▶ **Task to complete**: Any pictures in the records below should be skipped; write out everything else exactly.
** Start of Data listing **
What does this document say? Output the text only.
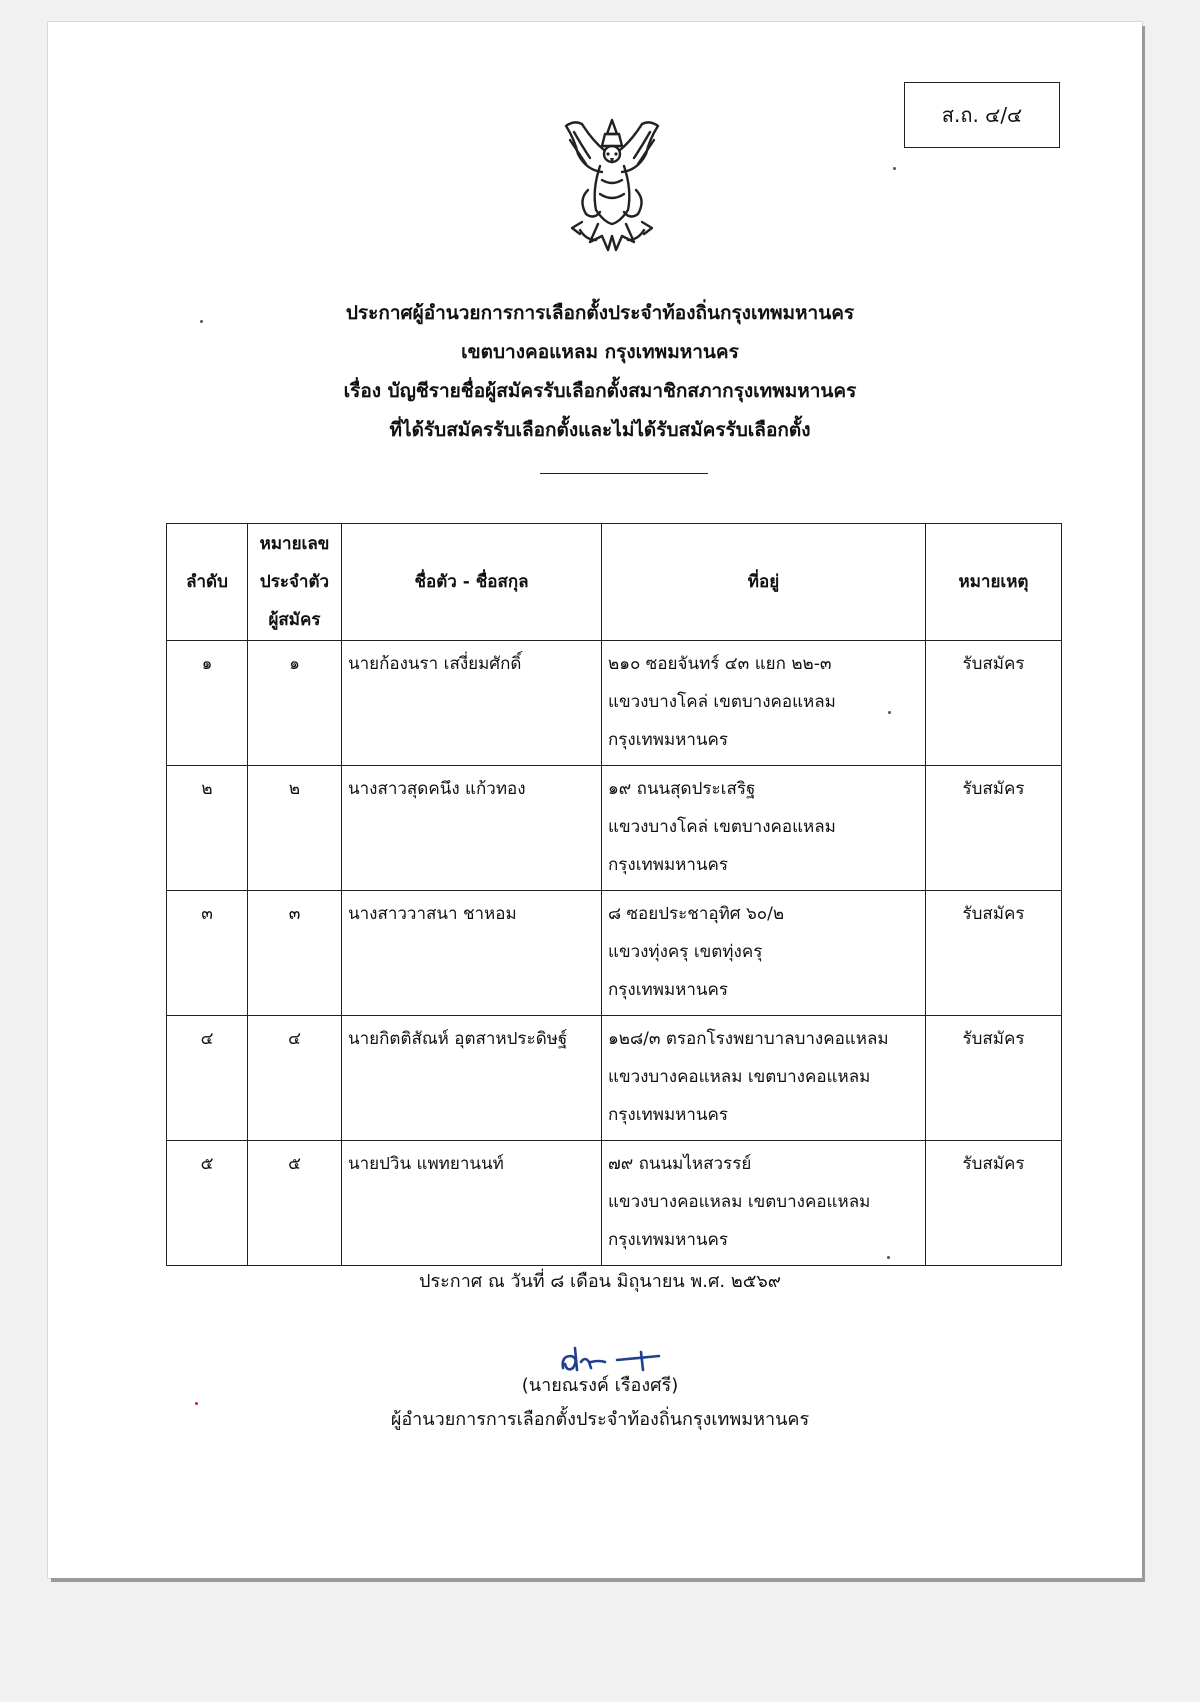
ส.ถ. ๔/๔
ประกาศผู้อำนวยการการเลือกตั้งประจำท้องถิ่นกรุงเทพมหานคร
เขตบางคอแหลม กรุงเทพมหานคร
เรื่อง บัญชีรายชื่อผู้สมัครรับเลือกตั้งสมาชิกสภากรุงเทพมหานคร
ที่ได้รับสมัครรับเลือกตั้งและไม่ได้รับสมัครรับเลือกตั้ง
ลำดับ	หมายเลข
ประจำตัว
ผู้สมัคร	ชื่อตัว - ชื่อสกุล	ที่อยู่	หมายเหตุ
๑	๑	นายก้องนรา เสงี่ยมศักดิ์	๒๑๐ ซอยจันทร์ ๔๓ แยก ๒๒-๓
แขวงบางโคล่ เขตบางคอแหลม
กรุงเทพมหานคร	รับสมัคร
๒	๒	นางสาวสุดคนึง แก้วทอง	๑๙ ถนนสุดประเสริฐ
แขวงบางโคล่ เขตบางคอแหลม
กรุงเทพมหานคร	รับสมัคร
๓	๓	นางสาววาสนา ชาหอม	๘ ซอยประชาอุทิศ ๖๐/๒
แขวงทุ่งครุ เขตทุ่งครุ
กรุงเทพมหานคร	รับสมัคร
๔	๔	นายกิตติสัณห์ อุตสาหประดิษฐ์	๑๒๘/๓ ตรอกโรงพยาบาลบางคอแหลม
แขวงบางคอแหลม เขตบางคอแหลม
กรุงเทพมหานคร	รับสมัคร
๕	๕	นายปวิน แพทยานนท์	๗๙ ถนนมไหสวรรย์
แขวงบางคอแหลม เขตบางคอแหลม
กรุงเทพมหานคร	รับสมัคร
ประกาศ ณ วันที่ ๘ เดือน มิถุนายน พ.ศ. ๒๕๖๙
(นายณรงค์ เรืองศรี)
ผู้อำนวยการการเลือกตั้งประจำท้องถิ่นกรุงเทพมหานคร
** End of Data listing **
▶ **Complete output**:
What does this document say? Output the text only.
ส.ถ. ๔/๔
ประกาศผู้อำนวยการการเลือกตั้งประจำท้องถิ่นกรุงเทพมหานคร
เขตบางคอแหลม กรุงเทพมหานคร
เรื่อง บัญชีรายชื่อผู้สมัครรับเลือกตั้งสมาชิกสภากรุงเทพมหานคร
ที่ได้รับสมัครรับเลือกตั้งและไม่ได้รับสมัครรับเลือกตั้ง
ลำดับ	หมายเลข
ประจำตัว
ผู้สมัคร	ชื่อตัว - ชื่อสกุล	ที่อยู่	หมายเหตุ
๑	๑	นายก้องนรา เสงี่ยมศักดิ์	๒๑๐ ซอยจันทร์ ๔๓ แยก ๒๒-๓
แขวงบางโคล่ เขตบางคอแหลม
กรุงเทพมหานคร	รับสมัคร
๒	๒	นางสาวสุดคนึง แก้วทอง	๑๙ ถนนสุดประเสริฐ
แขวงบางโคล่ เขตบางคอแหลม
กรุงเทพมหานคร	รับสมัคร
๓	๓	นางสาววาสนา ชาหอม	๘ ซอยประชาอุทิศ ๖๐/๒
แขวงทุ่งครุ เขตทุ่งครุ
กรุงเทพมหานคร	รับสมัคร
๔	๔	นายกิตติสัณห์ อุตสาหประดิษฐ์	๑๒๘/๓ ตรอกโรงพยาบาลบางคอแหลม
แขวงบางคอแหลม เขตบางคอแหลม
กรุงเทพมหานคร	รับสมัคร
๕	๕	นายปวิน แพทยานนท์	๗๙ ถนนมไหสวรรย์
แขวงบางคอแหลม เขตบางคอแหลม
กรุงเทพมหานคร	รับสมัคร
ประกาศ ณ วันที่ ๘ เดือน มิถุนายน พ.ศ. ๒๕๖๙
(นายณรงค์ เรืองศรี)
ผู้อำนวยการการเลือกตั้งประจำท้องถิ่นกรุงเทพมหานคร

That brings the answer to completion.